--- start of Data to use ---
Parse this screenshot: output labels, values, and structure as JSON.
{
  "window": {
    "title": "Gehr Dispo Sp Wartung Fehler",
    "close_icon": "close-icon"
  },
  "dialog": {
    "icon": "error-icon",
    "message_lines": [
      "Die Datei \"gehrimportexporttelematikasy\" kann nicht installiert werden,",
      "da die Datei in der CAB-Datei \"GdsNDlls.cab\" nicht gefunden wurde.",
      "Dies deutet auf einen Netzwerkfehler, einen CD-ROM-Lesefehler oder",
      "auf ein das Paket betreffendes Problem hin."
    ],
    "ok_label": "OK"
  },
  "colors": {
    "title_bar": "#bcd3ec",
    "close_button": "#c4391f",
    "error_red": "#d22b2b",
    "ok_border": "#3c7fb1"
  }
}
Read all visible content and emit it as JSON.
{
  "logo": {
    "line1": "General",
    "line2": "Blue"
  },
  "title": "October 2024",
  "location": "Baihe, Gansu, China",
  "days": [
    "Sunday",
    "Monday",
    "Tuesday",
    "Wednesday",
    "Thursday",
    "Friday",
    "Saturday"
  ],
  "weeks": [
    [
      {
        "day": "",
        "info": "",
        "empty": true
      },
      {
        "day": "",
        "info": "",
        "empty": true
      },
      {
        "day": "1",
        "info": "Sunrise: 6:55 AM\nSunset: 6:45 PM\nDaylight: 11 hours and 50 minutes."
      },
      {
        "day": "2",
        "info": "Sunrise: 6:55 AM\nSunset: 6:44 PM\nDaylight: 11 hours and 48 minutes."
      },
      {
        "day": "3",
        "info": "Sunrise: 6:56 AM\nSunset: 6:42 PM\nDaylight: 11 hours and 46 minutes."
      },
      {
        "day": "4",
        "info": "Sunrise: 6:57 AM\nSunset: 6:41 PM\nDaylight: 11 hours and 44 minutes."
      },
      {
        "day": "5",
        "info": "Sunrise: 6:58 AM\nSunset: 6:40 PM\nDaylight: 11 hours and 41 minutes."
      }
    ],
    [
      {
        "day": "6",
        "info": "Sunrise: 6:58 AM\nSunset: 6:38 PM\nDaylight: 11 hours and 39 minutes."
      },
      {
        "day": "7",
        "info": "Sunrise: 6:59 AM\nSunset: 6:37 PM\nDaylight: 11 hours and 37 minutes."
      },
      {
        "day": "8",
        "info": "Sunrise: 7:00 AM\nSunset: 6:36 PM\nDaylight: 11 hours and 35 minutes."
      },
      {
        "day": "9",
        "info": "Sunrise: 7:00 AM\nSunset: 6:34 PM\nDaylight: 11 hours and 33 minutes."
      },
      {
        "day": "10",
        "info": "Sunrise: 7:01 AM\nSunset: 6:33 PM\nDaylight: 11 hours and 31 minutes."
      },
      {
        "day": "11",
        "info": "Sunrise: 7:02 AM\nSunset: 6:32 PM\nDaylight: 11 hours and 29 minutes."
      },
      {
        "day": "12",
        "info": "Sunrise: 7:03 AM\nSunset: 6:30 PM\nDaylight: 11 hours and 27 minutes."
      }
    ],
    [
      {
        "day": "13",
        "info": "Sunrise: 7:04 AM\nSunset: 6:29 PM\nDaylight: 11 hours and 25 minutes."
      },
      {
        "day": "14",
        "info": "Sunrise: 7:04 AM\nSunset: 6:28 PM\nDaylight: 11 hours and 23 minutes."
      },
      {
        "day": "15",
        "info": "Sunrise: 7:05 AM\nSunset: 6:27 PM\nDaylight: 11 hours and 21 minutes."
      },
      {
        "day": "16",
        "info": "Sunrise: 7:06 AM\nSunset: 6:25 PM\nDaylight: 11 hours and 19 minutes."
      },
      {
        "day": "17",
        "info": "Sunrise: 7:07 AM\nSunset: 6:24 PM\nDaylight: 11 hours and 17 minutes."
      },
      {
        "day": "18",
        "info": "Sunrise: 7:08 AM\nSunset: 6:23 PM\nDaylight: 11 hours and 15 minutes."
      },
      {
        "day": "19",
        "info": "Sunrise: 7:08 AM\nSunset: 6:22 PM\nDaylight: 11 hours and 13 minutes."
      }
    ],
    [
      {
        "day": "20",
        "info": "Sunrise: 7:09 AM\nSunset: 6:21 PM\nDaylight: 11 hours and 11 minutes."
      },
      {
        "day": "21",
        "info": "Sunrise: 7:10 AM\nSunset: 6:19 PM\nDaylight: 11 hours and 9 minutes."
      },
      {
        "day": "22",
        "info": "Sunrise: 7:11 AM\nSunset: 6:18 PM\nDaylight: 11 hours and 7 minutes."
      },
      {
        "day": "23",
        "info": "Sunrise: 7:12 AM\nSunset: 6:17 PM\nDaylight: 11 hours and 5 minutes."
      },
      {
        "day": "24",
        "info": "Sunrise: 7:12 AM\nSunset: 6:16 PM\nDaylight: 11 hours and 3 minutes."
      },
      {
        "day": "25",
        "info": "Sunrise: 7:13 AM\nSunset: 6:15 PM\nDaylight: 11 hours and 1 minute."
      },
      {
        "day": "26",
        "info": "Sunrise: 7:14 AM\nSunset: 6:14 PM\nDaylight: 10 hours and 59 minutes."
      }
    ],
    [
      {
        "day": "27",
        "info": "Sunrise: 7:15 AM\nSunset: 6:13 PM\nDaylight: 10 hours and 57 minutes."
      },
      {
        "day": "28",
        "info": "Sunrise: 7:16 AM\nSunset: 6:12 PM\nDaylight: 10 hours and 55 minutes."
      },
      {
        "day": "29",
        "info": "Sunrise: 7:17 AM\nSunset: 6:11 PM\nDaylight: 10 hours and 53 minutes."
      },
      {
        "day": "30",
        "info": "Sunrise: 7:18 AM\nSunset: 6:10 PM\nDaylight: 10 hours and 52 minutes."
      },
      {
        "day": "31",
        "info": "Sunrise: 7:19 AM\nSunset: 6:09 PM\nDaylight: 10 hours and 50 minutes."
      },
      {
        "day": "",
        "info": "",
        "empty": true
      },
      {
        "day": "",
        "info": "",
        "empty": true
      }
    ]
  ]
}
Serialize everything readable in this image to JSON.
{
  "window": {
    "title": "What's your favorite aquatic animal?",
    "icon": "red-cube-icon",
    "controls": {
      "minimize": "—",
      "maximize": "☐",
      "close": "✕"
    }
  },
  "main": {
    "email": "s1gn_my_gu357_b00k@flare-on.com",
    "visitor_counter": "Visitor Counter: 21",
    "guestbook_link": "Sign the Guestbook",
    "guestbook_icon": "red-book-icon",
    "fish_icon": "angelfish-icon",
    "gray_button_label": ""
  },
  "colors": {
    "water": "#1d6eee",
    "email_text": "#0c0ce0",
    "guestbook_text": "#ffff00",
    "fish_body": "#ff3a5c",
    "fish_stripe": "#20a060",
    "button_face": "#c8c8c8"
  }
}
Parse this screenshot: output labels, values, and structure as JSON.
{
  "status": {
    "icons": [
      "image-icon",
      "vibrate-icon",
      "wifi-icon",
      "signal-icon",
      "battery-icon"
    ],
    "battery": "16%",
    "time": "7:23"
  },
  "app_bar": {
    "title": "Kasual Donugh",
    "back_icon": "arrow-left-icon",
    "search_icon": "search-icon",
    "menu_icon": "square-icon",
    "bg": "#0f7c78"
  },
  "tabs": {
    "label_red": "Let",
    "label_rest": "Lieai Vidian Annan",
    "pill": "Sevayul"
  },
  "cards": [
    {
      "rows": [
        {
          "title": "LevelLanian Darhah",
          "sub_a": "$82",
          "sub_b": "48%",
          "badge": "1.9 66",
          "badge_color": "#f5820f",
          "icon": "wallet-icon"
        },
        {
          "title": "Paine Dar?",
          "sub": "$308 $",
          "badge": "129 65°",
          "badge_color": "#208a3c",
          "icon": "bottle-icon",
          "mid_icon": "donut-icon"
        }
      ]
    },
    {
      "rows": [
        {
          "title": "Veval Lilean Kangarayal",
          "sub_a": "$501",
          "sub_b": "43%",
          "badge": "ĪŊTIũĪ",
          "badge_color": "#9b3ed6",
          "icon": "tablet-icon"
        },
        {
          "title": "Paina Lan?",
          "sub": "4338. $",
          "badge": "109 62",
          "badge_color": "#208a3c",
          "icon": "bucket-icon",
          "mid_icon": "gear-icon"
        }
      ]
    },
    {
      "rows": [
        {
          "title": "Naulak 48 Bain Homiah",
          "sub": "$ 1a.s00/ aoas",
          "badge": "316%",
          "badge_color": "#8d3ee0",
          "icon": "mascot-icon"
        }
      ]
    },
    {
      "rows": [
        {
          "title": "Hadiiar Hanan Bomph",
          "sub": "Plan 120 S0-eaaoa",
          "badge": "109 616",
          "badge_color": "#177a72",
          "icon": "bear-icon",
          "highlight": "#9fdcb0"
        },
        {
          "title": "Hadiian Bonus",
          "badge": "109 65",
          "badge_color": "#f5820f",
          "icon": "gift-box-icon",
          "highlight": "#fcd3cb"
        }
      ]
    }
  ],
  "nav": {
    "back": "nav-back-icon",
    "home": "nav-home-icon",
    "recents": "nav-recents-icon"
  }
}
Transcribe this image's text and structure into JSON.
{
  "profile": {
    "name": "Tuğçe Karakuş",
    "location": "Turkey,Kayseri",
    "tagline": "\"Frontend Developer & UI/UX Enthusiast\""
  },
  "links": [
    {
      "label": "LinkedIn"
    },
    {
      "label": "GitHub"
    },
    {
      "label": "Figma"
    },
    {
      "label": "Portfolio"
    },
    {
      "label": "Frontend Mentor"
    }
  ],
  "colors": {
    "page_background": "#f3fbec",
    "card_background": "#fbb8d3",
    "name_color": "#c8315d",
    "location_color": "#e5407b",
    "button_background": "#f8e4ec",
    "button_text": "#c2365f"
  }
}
--- end of Data to use ---
** Description of the task **
Lines containing the string "nicht" are to be selected and copied.

** Response to this exercise **
      "Die Datei \"gehrimportexporttelematikasy\" kann nicht installiert werden,",
      "da die Datei in der CAB-Datei \"GdsNDlls.cab\" nicht gefunden wurde.",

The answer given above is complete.